Write each line exactly as it stands, from the line containing "Extract the structured" through the end of the data.
════════════════
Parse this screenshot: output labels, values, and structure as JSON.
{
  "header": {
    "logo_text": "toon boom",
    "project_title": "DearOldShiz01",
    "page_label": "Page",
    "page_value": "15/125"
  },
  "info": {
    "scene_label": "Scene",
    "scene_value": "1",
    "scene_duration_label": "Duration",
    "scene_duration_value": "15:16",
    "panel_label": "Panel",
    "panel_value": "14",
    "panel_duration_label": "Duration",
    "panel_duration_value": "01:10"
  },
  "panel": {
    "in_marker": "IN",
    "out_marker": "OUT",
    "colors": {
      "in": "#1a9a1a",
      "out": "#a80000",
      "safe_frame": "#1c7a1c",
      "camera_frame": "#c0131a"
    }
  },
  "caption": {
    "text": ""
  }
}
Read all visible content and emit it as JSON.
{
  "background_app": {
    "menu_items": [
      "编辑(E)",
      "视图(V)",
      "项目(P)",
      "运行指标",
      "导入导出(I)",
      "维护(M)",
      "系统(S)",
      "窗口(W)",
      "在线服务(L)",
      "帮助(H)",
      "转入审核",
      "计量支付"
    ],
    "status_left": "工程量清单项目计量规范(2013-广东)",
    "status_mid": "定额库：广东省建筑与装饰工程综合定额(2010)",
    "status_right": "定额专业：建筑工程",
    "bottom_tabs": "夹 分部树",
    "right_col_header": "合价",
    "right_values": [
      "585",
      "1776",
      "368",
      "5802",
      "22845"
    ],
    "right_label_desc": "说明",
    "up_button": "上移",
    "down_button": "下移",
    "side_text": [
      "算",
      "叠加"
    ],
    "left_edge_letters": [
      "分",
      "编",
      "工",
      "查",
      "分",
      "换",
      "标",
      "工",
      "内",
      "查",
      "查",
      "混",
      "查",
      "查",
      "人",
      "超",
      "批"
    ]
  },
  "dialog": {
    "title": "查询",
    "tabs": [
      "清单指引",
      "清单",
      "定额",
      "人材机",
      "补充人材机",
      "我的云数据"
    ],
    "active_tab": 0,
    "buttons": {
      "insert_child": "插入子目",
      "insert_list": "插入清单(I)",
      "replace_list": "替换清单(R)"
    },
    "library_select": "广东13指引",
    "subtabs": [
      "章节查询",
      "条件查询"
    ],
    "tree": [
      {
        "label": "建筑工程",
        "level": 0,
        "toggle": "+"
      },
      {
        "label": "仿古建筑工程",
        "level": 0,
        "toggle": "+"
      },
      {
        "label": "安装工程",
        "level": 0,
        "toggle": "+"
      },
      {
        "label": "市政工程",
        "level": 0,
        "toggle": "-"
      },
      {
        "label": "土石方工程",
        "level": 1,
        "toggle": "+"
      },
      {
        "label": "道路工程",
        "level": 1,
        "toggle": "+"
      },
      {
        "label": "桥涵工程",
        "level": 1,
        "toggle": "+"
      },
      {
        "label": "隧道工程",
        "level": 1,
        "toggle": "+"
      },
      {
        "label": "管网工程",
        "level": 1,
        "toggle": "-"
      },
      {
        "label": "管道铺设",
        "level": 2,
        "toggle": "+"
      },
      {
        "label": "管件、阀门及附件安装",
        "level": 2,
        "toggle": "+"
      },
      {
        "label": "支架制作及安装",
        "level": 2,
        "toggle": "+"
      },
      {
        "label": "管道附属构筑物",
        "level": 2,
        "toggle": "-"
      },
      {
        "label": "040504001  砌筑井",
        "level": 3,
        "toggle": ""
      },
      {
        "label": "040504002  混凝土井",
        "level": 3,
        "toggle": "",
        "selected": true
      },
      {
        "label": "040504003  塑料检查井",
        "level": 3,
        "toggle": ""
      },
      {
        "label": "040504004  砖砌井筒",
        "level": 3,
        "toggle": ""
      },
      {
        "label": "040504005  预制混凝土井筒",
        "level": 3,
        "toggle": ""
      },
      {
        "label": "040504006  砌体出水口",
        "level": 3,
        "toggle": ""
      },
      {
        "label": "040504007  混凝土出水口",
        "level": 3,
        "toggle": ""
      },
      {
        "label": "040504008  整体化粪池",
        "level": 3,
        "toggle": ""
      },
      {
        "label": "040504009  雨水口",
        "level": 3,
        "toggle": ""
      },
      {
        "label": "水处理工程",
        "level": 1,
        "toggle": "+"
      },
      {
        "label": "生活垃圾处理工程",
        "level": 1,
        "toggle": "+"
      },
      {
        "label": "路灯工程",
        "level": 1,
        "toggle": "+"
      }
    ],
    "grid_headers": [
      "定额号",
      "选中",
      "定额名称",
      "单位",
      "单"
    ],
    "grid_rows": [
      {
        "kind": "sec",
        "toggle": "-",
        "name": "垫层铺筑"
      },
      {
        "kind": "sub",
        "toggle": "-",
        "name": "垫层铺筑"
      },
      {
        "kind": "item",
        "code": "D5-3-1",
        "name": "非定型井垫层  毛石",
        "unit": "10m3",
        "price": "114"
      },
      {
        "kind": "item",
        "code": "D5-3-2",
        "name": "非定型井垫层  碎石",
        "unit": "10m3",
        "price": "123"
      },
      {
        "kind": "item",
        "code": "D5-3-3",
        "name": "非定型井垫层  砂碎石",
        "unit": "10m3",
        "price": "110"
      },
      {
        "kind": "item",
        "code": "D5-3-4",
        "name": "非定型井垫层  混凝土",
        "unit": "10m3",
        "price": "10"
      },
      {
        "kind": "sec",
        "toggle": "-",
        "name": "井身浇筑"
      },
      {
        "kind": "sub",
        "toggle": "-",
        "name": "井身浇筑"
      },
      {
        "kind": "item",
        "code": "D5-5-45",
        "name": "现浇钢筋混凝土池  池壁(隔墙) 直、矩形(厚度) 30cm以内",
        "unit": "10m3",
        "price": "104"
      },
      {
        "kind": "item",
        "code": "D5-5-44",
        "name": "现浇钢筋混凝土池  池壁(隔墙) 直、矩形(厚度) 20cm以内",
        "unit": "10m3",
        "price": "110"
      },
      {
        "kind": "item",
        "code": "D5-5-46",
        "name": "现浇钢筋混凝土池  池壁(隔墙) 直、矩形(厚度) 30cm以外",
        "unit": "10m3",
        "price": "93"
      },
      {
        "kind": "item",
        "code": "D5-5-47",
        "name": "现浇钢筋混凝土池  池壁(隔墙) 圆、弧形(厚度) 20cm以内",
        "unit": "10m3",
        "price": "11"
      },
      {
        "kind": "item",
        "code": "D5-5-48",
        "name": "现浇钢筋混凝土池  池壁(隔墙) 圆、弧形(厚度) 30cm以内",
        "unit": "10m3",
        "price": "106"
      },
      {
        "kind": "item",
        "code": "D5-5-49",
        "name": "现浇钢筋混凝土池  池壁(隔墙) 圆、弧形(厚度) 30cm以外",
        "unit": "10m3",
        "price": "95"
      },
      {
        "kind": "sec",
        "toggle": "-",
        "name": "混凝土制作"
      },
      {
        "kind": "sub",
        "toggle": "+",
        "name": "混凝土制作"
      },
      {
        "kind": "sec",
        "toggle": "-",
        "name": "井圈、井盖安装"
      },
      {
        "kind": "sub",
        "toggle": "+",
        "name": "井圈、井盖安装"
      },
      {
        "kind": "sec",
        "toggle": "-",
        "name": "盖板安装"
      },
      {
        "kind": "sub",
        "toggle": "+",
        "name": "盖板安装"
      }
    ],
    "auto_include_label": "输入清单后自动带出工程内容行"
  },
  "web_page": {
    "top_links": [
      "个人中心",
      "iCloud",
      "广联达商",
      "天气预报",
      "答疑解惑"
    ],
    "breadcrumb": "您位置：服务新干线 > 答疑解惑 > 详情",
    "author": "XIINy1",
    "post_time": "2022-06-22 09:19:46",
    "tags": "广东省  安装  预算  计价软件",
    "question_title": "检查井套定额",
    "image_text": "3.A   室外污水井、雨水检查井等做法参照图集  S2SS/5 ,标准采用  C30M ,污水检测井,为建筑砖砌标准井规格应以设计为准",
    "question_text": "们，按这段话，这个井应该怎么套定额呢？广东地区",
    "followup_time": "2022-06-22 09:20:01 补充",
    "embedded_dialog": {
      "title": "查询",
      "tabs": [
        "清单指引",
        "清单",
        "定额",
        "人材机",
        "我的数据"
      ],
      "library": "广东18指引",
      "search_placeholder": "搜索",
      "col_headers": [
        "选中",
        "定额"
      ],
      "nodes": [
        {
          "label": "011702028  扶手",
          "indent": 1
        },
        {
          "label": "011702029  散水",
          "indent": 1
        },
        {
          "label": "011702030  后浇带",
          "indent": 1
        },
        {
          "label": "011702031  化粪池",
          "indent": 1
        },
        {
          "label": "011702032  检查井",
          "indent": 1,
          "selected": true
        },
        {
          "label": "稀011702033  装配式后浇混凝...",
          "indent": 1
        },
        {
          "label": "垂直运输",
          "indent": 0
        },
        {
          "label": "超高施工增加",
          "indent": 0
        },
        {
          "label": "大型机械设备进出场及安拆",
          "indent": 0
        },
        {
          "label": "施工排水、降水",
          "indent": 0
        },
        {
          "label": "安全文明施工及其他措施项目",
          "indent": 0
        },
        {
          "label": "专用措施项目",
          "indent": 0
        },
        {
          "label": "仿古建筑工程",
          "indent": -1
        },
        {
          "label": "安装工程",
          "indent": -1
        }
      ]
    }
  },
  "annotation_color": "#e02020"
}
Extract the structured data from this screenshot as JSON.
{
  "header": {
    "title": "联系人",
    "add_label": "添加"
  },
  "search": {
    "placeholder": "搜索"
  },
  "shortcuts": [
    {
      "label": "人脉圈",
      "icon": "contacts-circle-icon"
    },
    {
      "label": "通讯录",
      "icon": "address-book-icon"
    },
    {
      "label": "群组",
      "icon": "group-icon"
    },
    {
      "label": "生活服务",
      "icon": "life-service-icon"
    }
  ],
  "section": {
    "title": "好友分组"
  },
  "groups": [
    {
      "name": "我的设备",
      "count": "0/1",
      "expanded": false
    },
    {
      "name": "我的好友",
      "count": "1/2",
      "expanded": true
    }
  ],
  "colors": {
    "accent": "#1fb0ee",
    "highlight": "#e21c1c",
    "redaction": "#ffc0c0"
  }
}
════════════════
* **Answer**:
Extract the structured data from this screenshot as JSON.
{
  "header": {
    "title": "联系人",
    "add_label": "添加"
  },
  "search": {
    "placeholder": "搜索"
  },
  "shortcuts": [
    {
      "label": "人脉圈",
      "icon": "contacts-circle-icon"
    },
    {
      "label": "通讯录",
      "icon": "address-book-icon"
    },
    {
      "label": "群组",
      "icon": "group-icon"
    },
    {
      "label": "生活服务",
      "icon": "life-service-icon"
    }
  ],
  "section": {
    "title": "好友分组"
  },
  "groups": [
    {
      "name": "我的设备",
      "count": "0/1",
      "expanded": false
    },
    {
      "name": "我的好友",
      "count": "1/2",
      "expanded": true
    }
  ],
  "colors": {
    "accent": "#1fb0ee",
    "highlight": "#e21c1c",
    "redaction": "#ffc0c0"
  }
}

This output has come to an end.